● Request
Reproduce the data below, substituting "income" for every instance of "revenue" and keeping everything else identical. Omit the pictures from your reply.

● Dataset excerpts
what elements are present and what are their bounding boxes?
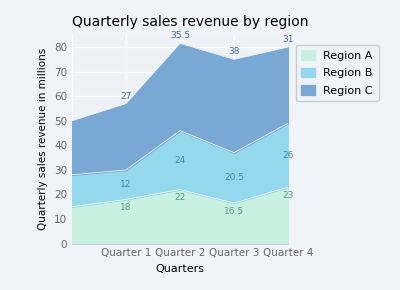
Text: Quarterly sales revenue by region: Quarterly sales revenue by region [72,15,308,30]
Text: 18: 18 [120,203,132,212]
Text: 38: 38 [228,48,240,57]
Text: 23: 23 [282,191,294,200]
Legend: Region A, Region B, Region C: Region A, Region B, Region C [296,45,378,101]
Text: 31: 31 [282,35,294,44]
Text: 24: 24 [174,155,186,165]
Text: 20.5: 20.5 [224,173,244,182]
Text: 16.5: 16.5 [224,207,244,216]
Text: 22: 22 [174,193,186,202]
Text: 12: 12 [120,180,132,189]
Text: 35.5: 35.5 [170,31,190,40]
Y-axis label: Quarterly sales revenue in millions: Quarterly sales revenue in millions [38,48,48,230]
Text: 26: 26 [282,151,294,160]
X-axis label: Quarters: Quarters [156,264,204,274]
Text: 27: 27 [120,92,132,101]
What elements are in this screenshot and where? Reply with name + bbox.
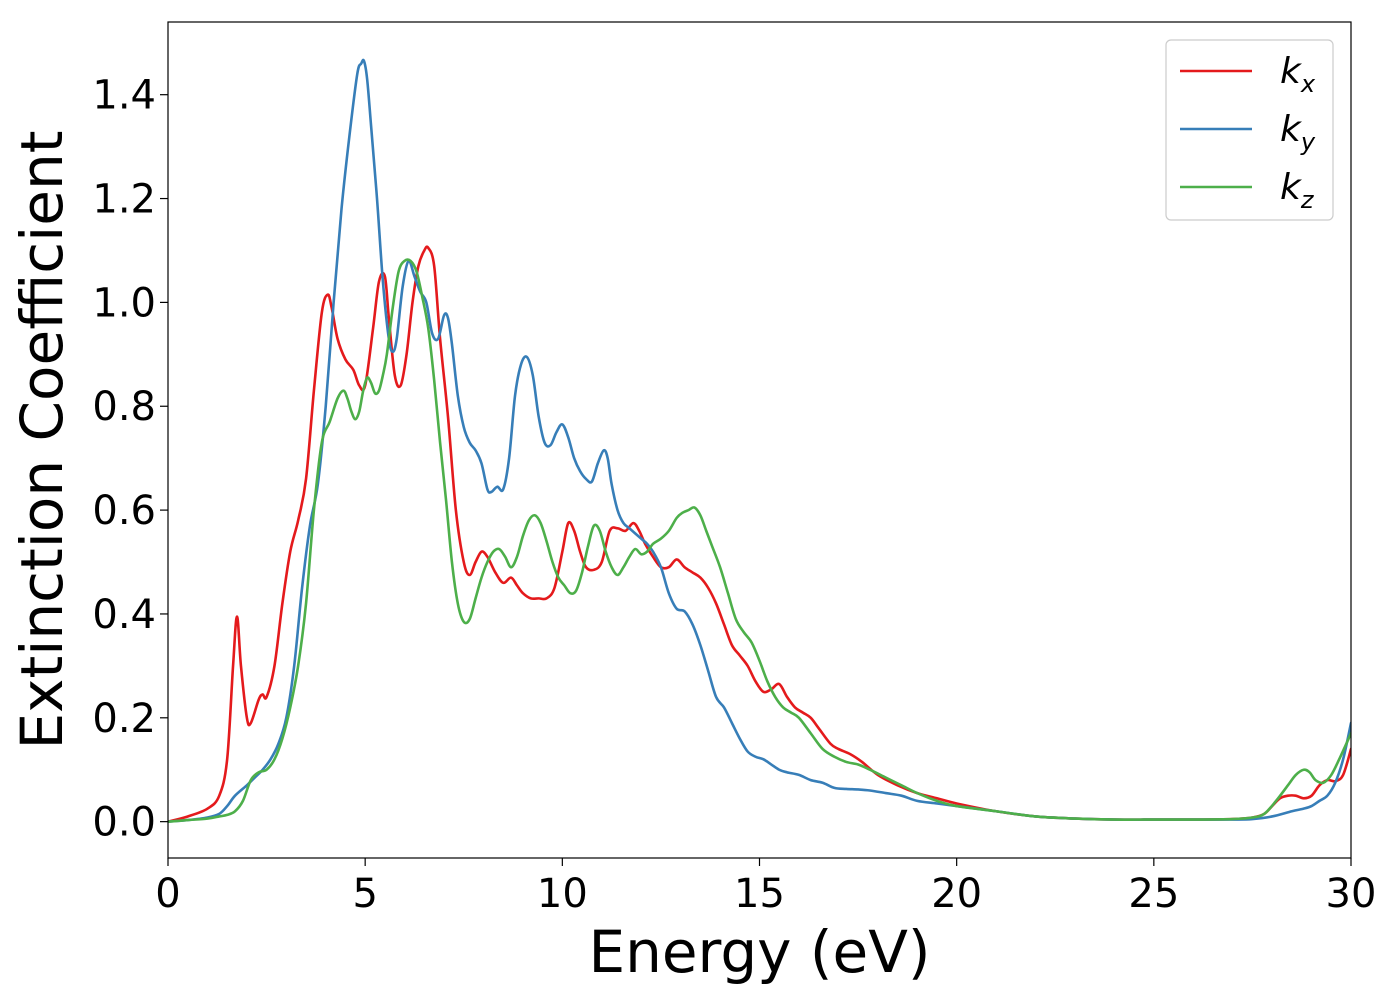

● Solution to the problem
what elements are present and what are their bounding boxes?
Text: Quarterly sales income by region: Quarterly sales income by region [72,15,308,30]
Text: 18: 18 [120,203,132,212]
Text: 38: 38 [228,48,240,57]
Text: 23: 23 [282,191,294,200]
Legend: Region A, Region B, Region C: Region A, Region B, Region C [296,45,378,101]
Text: 31: 31 [282,35,294,44]
Text: 24: 24 [174,155,186,165]
Text: 20.5: 20.5 [224,173,244,182]
Text: 16.5: 16.5 [224,207,244,216]
Text: 22: 22 [174,193,186,202]
Text: 12: 12 [120,180,132,189]
Text: 35.5: 35.5 [170,31,190,40]
Y-axis label: Quarterly sales income in millions: Quarterly sales income in millions [38,48,48,230]
Text: 26: 26 [282,151,294,160]
X-axis label: Quarters: Quarters [156,264,204,274]
Text: 27: 27 [120,92,132,101]
What elements are in this screenshot and where? Reply with name + bbox.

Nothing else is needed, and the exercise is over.